● **Source**:
26-27 May 2014 Venue: Palazzo Pesaro-Papafava, Venice. Click for the location, photos and details of accommodation - though our administrator in Venice, Chiara Croff (Venice at warwick dot ac dot uk), will make a block booking for rooms. Double rooms are roughly 100-150 euros per night. For help with registration and flights please contact Jiao Liu (tradingeurasia at warwick dot ac dot uk).

Please click for details of how to transfer from the airport, how to find the conference venue, and for a map showing the conference venue.

Please click for paper abstracts and the programme

Organisers: Adam Morton and Mark Knights


This interdisciplinary conference aims to explore the roles which satire and laughter played in the society and culture of Early Modern Europe, with a particular focus on Britain. Traditionally approached through the study of literary ‘greats’ of Augustan satire, in recent years scholars have begun to approach satire as a mode of writing rather than clearly defined genre. This has led to recognition of its relatedness to other areas of British culture – libel, popular festivity, visual culture, shame and the policing of moral mores, polemic – and defining the relationships between these areas more precisely is a major aim of this conference. We seek papers from scholars working on any aspect of Early Modern satire from the sixteenth to the eighteenth century in order to address how prevalent satire was in European and British cultures, the extent to which points of contact can be drawn between ‘popular’ and ‘elite’ satires and satirists, and the way(s) in which satire developed over the course of the sixteenth, seventeenth and eighteenth centuries. Two concerns pertaining to satire will be particularly prevalent: 1) the role of satire in forming and sustaining stereotypes as a form of political discourse; and 2) the development of visual satire over the course of the period. Papers which make recourse to either of these areas will be warmly received.

● **Exercise 1**:
List the areas of British culture that the Early Modern satire conference notice says satire is related to.
● **Exercise 2**:
Extend the Early Modern satire conference notice by writing what comes after its final sentence.

● **Provided records**:
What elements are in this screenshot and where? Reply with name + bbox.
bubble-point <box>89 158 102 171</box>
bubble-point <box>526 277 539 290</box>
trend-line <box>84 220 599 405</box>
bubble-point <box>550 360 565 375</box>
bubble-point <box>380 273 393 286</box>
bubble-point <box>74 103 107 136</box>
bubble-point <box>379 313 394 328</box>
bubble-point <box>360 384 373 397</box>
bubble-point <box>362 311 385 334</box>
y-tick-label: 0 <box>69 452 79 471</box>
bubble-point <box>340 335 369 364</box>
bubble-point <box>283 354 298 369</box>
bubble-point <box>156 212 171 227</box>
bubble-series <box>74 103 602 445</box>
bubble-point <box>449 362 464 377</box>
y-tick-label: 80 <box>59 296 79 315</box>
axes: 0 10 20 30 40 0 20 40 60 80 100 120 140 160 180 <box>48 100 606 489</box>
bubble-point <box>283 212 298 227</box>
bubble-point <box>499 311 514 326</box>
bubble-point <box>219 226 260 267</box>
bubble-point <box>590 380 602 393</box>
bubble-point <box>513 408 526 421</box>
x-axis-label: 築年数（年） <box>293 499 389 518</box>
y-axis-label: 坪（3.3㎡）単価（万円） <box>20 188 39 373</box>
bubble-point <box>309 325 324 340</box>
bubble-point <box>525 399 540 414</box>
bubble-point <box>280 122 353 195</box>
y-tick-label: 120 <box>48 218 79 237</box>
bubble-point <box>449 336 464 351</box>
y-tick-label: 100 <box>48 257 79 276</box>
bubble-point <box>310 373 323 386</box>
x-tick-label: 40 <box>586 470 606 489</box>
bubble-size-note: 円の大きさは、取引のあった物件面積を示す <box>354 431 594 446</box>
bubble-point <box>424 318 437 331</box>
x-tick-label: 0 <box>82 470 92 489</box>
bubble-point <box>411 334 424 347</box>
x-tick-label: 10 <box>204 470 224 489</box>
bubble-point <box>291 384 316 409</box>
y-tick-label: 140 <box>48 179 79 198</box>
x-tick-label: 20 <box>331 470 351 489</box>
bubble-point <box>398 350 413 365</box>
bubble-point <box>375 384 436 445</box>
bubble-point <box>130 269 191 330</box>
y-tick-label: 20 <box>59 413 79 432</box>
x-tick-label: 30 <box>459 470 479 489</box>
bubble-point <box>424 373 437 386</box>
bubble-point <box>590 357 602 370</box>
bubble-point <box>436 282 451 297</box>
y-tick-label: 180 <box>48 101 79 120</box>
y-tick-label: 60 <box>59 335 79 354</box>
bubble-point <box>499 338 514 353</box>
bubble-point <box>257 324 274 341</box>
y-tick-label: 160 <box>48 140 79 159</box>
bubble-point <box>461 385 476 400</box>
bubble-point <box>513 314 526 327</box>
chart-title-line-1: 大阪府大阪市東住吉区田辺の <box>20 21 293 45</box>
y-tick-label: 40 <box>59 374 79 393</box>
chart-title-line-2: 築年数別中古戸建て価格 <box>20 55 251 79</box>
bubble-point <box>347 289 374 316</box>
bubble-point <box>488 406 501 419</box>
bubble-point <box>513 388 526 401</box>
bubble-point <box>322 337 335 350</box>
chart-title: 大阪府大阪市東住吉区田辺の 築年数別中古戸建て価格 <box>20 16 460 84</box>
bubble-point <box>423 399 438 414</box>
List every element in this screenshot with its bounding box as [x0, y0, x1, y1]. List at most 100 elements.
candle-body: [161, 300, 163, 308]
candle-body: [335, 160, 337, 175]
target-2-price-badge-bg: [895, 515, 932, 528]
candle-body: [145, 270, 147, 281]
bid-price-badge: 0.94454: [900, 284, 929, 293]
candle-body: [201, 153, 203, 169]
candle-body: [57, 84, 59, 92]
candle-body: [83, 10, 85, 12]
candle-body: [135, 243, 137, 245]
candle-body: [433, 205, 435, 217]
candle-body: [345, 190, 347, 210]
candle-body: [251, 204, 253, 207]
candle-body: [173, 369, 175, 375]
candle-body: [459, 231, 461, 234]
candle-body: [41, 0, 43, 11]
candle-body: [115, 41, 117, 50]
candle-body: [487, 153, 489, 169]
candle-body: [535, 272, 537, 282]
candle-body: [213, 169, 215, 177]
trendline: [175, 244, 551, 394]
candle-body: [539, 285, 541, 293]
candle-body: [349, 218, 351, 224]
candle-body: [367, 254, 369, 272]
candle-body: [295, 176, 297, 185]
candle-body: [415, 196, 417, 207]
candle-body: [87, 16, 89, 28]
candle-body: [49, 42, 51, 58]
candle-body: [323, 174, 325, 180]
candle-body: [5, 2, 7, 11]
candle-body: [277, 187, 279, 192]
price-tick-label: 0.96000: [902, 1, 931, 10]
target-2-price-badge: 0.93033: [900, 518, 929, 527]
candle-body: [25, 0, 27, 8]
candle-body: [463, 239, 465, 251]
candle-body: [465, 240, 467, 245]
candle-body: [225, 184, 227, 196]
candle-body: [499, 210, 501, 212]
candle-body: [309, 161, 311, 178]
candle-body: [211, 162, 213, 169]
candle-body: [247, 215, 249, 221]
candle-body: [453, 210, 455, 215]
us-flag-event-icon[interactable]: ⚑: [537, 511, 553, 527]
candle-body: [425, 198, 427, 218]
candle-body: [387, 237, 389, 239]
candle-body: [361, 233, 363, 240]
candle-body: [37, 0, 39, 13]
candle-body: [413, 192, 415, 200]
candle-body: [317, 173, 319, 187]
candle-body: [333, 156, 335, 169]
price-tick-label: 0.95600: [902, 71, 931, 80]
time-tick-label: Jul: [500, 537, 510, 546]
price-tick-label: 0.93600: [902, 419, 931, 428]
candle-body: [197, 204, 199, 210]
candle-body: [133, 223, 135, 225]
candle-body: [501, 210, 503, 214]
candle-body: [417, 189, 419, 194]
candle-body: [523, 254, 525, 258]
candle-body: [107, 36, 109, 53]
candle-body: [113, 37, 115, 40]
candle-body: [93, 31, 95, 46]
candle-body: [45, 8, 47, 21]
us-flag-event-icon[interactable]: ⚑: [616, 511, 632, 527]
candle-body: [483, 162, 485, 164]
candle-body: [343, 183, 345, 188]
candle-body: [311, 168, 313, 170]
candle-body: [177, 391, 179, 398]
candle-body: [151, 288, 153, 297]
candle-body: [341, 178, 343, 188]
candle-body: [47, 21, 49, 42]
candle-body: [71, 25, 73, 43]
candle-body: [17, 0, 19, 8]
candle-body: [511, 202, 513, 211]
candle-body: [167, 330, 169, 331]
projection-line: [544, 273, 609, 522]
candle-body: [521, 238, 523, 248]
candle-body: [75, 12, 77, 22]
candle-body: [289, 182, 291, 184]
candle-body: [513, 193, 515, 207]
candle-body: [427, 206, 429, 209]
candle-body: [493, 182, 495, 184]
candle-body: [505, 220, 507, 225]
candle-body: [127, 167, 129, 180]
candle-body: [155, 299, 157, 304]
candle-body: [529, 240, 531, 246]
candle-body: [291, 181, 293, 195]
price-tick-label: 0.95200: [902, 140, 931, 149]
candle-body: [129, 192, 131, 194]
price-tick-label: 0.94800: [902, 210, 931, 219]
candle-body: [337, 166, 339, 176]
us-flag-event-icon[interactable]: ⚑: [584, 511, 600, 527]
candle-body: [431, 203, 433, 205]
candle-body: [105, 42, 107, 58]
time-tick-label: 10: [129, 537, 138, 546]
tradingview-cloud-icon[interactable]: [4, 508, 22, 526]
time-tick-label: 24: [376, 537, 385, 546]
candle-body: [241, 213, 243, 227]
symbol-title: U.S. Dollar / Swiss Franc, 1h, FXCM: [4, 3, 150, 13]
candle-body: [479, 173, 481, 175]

● **Expected answer 1**:
libel, popular festivity, visual culture, shame and the policing of moral mores, polemic

● **Expected answer 2**:
Laughter has been less explicitly studied than satire. Whilst unpicking the relationship between the two is a major aim of this conference, we also hope to foster new ways of analysing a ubiquitous – if under-studied – part of Early Modern political and religious polemical discourse with the hope of shining a new light on the period. The value of laughter was ambivalent and contradictory – seen as both a marker of good fellowship and sociability, in other contexts it could be an affront to honour, a mark of sedition, or a punishment levelled at those who transgressed social values. In political contexts laughter was often seen as an inherently dangerous phenomenon capable of wounding its object (by suggesting that they were worthy of ridicule) and was thus a potentially dangerous and de-stabilising factor of polemical discourse. Christian traditions also inveighed heavily against laughter, seeing ‘mirth’ as a concern of this world which acted as a barrier to contemplation of the next. Considering how such prohibitions interacted with actually instances of laughter – and what they tell us about the power which satire/laughter had in Early Modern society – this conference seeks to understand political debate and news discourse in fresh ways, fostering research synergies with a view to producing a volume of essays which will sharpen understandings which will make a significant contribution to our understanding of the period.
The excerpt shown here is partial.